REQUIREMENTS:
Convert only the part of the records that opens with the line containing "Annotate this image: element" and closes with the line containing "legend: 15mT 10mT 5mT 0: [318, 696, 428, 804]" into a JSON list of strings, with one string per line, both of those lines included, and blank lines omitted. Leave the pictures out of the list.

INFORMATION SUPPLIED:
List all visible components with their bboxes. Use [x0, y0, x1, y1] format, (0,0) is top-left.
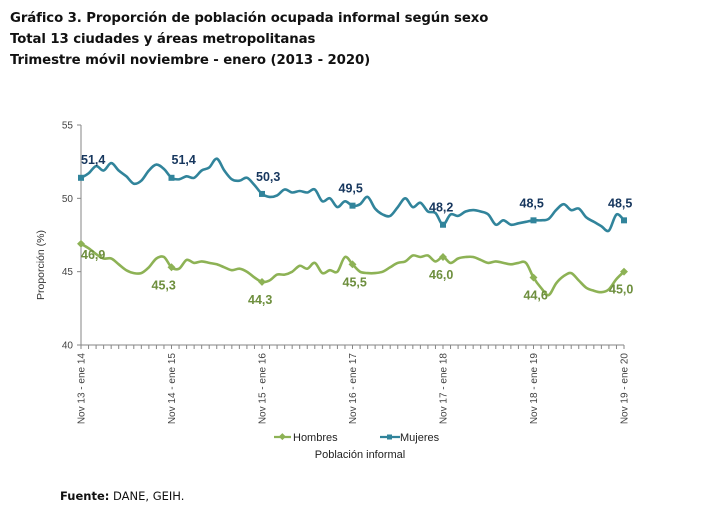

...

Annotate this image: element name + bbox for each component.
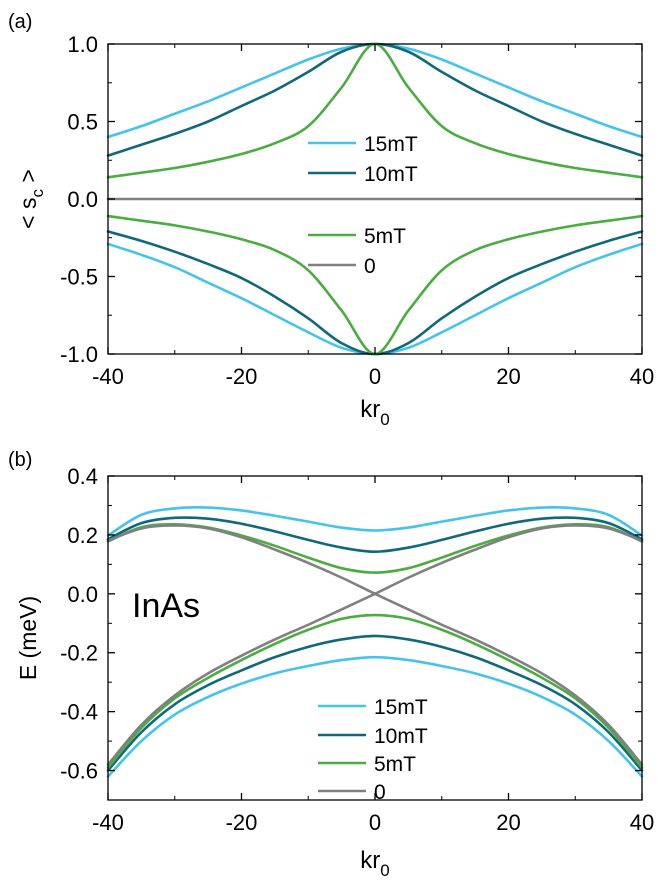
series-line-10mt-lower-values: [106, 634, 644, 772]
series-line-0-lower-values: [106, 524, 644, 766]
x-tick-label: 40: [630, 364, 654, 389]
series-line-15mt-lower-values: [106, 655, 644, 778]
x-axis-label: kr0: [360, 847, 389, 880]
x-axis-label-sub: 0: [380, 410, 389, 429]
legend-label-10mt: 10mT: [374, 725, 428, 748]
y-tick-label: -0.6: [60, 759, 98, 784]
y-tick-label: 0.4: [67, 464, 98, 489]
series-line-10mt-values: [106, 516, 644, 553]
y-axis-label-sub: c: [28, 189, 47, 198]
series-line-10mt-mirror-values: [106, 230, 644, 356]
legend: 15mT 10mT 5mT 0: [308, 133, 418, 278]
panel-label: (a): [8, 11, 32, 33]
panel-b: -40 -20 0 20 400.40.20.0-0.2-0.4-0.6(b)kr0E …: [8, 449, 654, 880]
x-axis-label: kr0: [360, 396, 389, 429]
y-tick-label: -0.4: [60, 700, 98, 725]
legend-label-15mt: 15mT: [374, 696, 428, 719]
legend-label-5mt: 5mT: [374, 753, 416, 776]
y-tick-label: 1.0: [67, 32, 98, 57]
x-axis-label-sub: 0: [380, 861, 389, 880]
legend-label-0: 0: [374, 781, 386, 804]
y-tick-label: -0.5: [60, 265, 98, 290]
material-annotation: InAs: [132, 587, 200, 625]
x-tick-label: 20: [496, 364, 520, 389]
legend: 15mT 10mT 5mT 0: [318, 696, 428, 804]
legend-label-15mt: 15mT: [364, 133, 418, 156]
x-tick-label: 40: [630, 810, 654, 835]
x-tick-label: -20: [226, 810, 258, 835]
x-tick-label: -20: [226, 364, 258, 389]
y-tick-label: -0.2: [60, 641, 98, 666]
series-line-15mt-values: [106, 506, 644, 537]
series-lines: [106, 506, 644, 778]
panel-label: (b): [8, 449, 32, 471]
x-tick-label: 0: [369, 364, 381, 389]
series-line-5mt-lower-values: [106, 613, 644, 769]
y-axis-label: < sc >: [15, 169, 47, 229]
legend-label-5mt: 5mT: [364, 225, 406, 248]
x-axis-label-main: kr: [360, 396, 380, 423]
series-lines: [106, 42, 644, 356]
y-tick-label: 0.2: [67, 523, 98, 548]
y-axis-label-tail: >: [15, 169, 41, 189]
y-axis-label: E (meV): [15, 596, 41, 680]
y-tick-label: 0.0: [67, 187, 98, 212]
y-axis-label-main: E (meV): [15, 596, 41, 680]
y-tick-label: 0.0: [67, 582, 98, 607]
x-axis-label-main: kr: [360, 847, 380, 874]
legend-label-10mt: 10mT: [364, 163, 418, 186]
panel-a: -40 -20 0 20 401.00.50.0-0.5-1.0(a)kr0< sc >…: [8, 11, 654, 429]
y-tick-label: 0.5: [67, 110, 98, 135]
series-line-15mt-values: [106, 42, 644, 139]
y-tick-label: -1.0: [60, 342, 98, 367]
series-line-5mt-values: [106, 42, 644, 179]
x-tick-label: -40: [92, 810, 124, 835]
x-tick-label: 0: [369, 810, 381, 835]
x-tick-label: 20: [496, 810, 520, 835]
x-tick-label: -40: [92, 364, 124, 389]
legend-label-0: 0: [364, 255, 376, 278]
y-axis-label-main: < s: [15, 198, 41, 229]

CORRECT ANSWER:
[
  "Annotate this image: element name + bbox for each component.",
  "series-line-10mt-lower-values: [106, 634, 644, 772]",
  "series-line-0-lower-values: [106, 524, 644, 766]",
  "x-tick-label: 40: [630, 364, 654, 389]",
  "series-line-15mt-lower-values: [106, 655, 644, 778]",
  "x-axis-label: kr0: [360, 847, 389, 880]",
  "x-axis-label-sub: 0: [380, 410, 389, 429]",
  "legend-label-10mt: 10mT: [374, 725, 428, 748]",
  "y-tick-label: -0.6: [60, 759, 98, 784]",
  "y-tick-label: 0.4: [67, 464, 98, 489]",
  "series-line-10mt-values: [106, 516, 644, 553]",
  "y-axis-label-sub: c: [28, 189, 47, 198]",
  "series-line-10mt-mirror-values: [106, 230, 644, 356]",
  "legend: 15mT 10mT 5mT 0: [308, 133, 418, 278]",
  "panel-label: (a): [8, 11, 32, 33]",
  "panel-b: -40 -20 0 20 400.40.20.0-0.2-0.4-0.6(b)kr0E …: [8, 449, 654, 880]",
  "x-axis-label: kr0: [360, 396, 389, 429]",
  "y-tick-label: -0.4: [60, 700, 98, 725]",
  "legend-label-15mt: 15mT: [374, 696, 428, 719]",
  "legend-label-5mt: 5mT: [374, 753, 416, 776]",
  "y-tick-label: 1.0: [67, 32, 98, 57]",
  "x-axis-label-sub: 0: [380, 861, 389, 880]",
  "legend-label-0: 0: [374, 781, 386, 804]",
  "y-tick-label: -0.5: [60, 265, 98, 290]",
  "material-annotation: InAs: [132, 587, 200, 625]",
  "x-tick-label: 20: [496, 364, 520, 389]",
  "legend: 15mT 10mT 5mT 0: [318, 696, 428, 804]"
]